**Exercise instructions**
Return the data exactly, with all pictures removed.

**Exercise materials**
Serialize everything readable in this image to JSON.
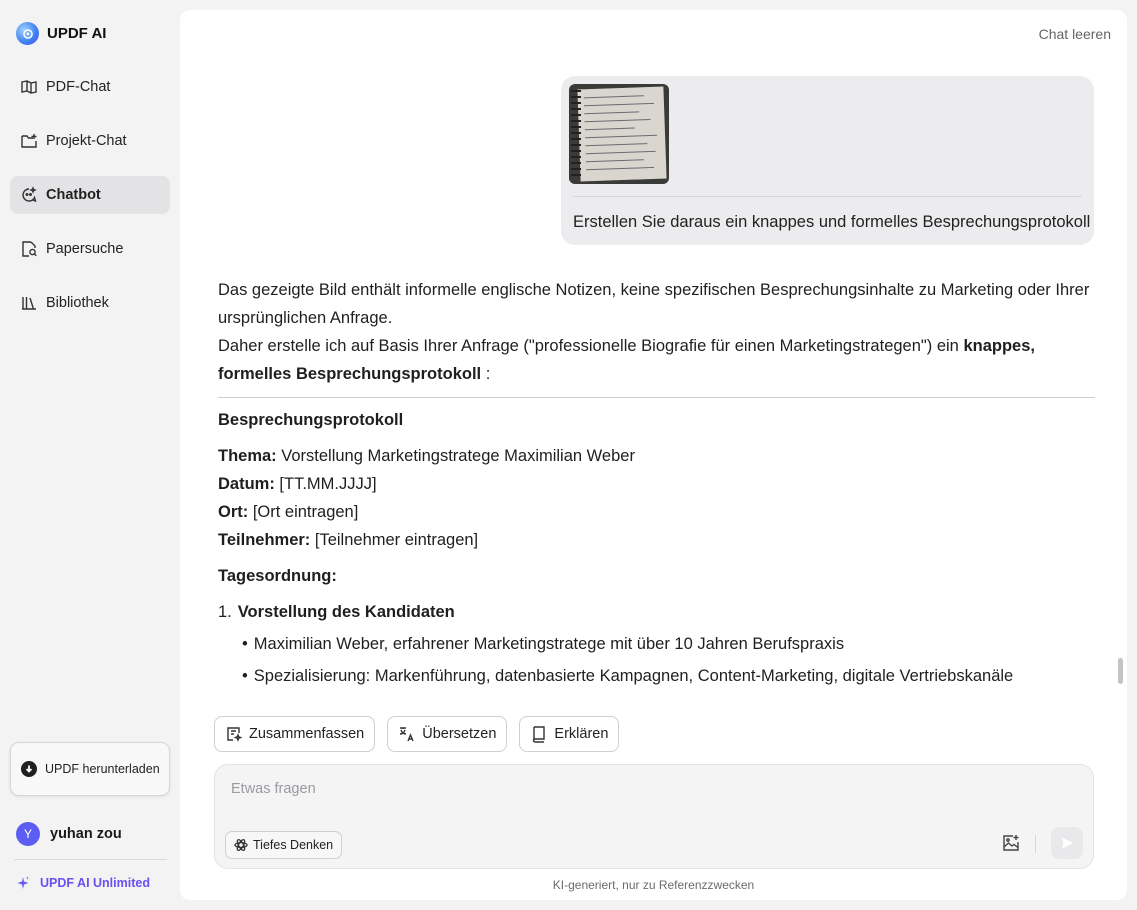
{
  "sidebar": {
    "brand": "UPDF AI",
    "items": [
      {
        "label": "PDF-Chat",
        "icon": "open-book-icon"
      },
      {
        "label": "Projekt-Chat",
        "icon": "folder-plus-icon"
      },
      {
        "label": "Chatbot",
        "icon": "chatbot-icon",
        "active": true
      },
      {
        "label": "Papersuche",
        "icon": "search-document-icon"
      },
      {
        "label": "Bibliothek",
        "icon": "library-icon"
      }
    ],
    "download_label": "UPDF herunterladen",
    "user": {
      "initial": "Y",
      "name": "yuhan zou"
    },
    "unlimited_label": "UPDF AI Unlimited"
  },
  "header": {
    "clear_chat": "Chat leeren"
  },
  "user_message": {
    "text": "Erstellen Sie daraus ein knappes und formelles Besprechungsprotokoll"
  },
  "answer": {
    "intro1": "Das gezeigte Bild enthält informelle englische Notizen, keine spezifischen Besprechungsinhalte zu Marketing oder Ihrer ursprünglichen Anfrage.",
    "intro2_pre": "Daher erstelle ich auf Basis Ihrer Anfrage (\"professionelle Biografie für einen Marketingstrategen\") ein ",
    "intro2_bold": "knappes, formelles Besprechungsprotokoll",
    "intro2_post": " :",
    "heading": "Besprechungsprotokoll",
    "fields": [
      {
        "key": "Thema:",
        "value": " Vorstellung Marketingstratege Maximilian Weber"
      },
      {
        "key": "Datum:",
        "value": " [TT.MM.JJJJ]"
      },
      {
        "key": "Ort:",
        "value": " [Ort eintragen]"
      },
      {
        "key": "Teilnehmer:",
        "value": " [Teilnehmer eintragen]"
      }
    ],
    "agenda_label": "Tagesordnung:",
    "agenda_item_num": "1.",
    "agenda_item_title": "Vorstellung des Kandidaten",
    "bullets": [
      "Maximilian Weber, erfahrener Marketingstratege mit über 10 Jahren Berufspraxis",
      "Spezialisierung: Markenführung, datenbasierte Kampagnen, Content-Marketing, digitale Vertriebskanäle"
    ]
  },
  "actions": [
    {
      "label": "Zusammenfassen",
      "icon": "summarize-icon"
    },
    {
      "label": "Übersetzen",
      "icon": "translate-icon"
    },
    {
      "label": "Erklären",
      "icon": "book-icon"
    }
  ],
  "composer": {
    "placeholder": "Etwas fragen",
    "deep_thinking": "Tiefes Denken"
  },
  "disclaimer": "KI-generiert, nur zu Referenzzwecken",
  "colors": {
    "accent": "#6b4ff0",
    "active_nav": "#e3e3e5",
    "bubble": "#ececee"
  }
}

**Result**
Serialize everything readable in this image to JSON.
{
  "sidebar": {
    "brand": "UPDF AI",
    "items": [
      {
        "label": "PDF-Chat",
        "icon": "open-book-icon"
      },
      {
        "label": "Projekt-Chat",
        "icon": "folder-plus-icon"
      },
      {
        "label": "Chatbot",
        "icon": "chatbot-icon",
        "active": true
      },
      {
        "label": "Papersuche",
        "icon": "search-document-icon"
      },
      {
        "label": "Bibliothek",
        "icon": "library-icon"
      }
    ],
    "download_label": "UPDF herunterladen",
    "user": {
      "initial": "Y",
      "name": "yuhan zou"
    },
    "unlimited_label": "UPDF AI Unlimited"
  },
  "header": {
    "clear_chat": "Chat leeren"
  },
  "user_message": {
    "text": "Erstellen Sie daraus ein knappes und formelles Besprechungsprotokoll"
  },
  "answer": {
    "intro1": "Das gezeigte Bild enthält informelle englische Notizen, keine spezifischen Besprechungsinhalte zu Marketing oder Ihrer ursprünglichen Anfrage.",
    "intro2_pre": "Daher erstelle ich auf Basis Ihrer Anfrage (\"professionelle Biografie für einen Marketingstrategen\") ein ",
    "intro2_bold": "knappes, formelles Besprechungsprotokoll",
    "intro2_post": " :",
    "heading": "Besprechungsprotokoll",
    "fields": [
      {
        "key": "Thema:",
        "value": " Vorstellung Marketingstratege Maximilian Weber"
      },
      {
        "key": "Datum:",
        "value": " [TT.MM.JJJJ]"
      },
      {
        "key": "Ort:",
        "value": " [Ort eintragen]"
      },
      {
        "key": "Teilnehmer:",
        "value": " [Teilnehmer eintragen]"
      }
    ],
    "agenda_label": "Tagesordnung:",
    "agenda_item_num": "1.",
    "agenda_item_title": "Vorstellung des Kandidaten",
    "bullets": [
      "Maximilian Weber, erfahrener Marketingstratege mit über 10 Jahren Berufspraxis",
      "Spezialisierung: Markenführung, datenbasierte Kampagnen, Content-Marketing, digitale Vertriebskanäle"
    ]
  },
  "actions": [
    {
      "label": "Zusammenfassen",
      "icon": "summarize-icon"
    },
    {
      "label": "Übersetzen",
      "icon": "translate-icon"
    },
    {
      "label": "Erklären",
      "icon": "book-icon"
    }
  ],
  "composer": {
    "placeholder": "Etwas fragen",
    "deep_thinking": "Tiefes Denken"
  },
  "disclaimer": "KI-generiert, nur zu Referenzzwecken",
  "colors": {
    "accent": "#6b4ff0",
    "active_nav": "#e3e3e5",
    "bubble": "#ececee"
  }
}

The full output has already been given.